*** SOURCE RECORDS ***

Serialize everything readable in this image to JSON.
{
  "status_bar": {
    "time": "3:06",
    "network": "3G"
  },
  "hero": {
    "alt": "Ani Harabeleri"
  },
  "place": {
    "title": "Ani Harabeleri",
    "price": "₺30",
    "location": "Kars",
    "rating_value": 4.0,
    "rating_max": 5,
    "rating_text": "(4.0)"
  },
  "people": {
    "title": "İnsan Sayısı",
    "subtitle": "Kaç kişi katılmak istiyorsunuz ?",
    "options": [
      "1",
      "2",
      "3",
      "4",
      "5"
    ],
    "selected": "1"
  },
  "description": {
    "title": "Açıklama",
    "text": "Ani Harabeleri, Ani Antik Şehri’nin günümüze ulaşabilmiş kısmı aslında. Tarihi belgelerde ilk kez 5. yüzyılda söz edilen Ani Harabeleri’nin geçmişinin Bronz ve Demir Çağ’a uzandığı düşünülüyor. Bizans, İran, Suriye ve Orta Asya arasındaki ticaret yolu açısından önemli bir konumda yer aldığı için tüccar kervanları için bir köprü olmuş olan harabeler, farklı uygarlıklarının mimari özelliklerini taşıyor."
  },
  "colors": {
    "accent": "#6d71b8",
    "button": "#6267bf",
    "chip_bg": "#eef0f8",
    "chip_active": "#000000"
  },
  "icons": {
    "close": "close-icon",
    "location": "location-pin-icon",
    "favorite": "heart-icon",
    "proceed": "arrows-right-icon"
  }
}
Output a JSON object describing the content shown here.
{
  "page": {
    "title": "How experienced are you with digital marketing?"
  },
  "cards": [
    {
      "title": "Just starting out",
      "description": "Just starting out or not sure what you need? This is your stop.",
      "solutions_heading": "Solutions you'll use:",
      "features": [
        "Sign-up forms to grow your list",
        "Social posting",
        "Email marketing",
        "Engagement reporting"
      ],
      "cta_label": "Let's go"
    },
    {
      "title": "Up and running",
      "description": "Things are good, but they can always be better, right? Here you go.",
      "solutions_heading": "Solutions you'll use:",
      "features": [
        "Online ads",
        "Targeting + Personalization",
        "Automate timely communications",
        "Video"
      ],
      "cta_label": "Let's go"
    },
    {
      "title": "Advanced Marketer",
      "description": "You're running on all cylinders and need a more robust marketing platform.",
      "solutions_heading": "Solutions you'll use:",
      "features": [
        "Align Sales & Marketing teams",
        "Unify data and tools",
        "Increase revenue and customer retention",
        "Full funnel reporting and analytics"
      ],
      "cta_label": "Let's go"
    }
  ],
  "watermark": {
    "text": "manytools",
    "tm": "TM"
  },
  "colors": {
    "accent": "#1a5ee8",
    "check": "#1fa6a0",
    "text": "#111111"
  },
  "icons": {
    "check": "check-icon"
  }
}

***

§ **YOUR GOAL**:
List every line from the entries above in which "description" appears.

§ **CORRECT RESPONSE**:
  "description": {
      "description": "Just starting out or not sure what you need? This is your stop.",
      "description": "Things are good, but they can always be better, right? Here you go.",
      "description": "You're running on all cylinders and need a more robust marketing platform.",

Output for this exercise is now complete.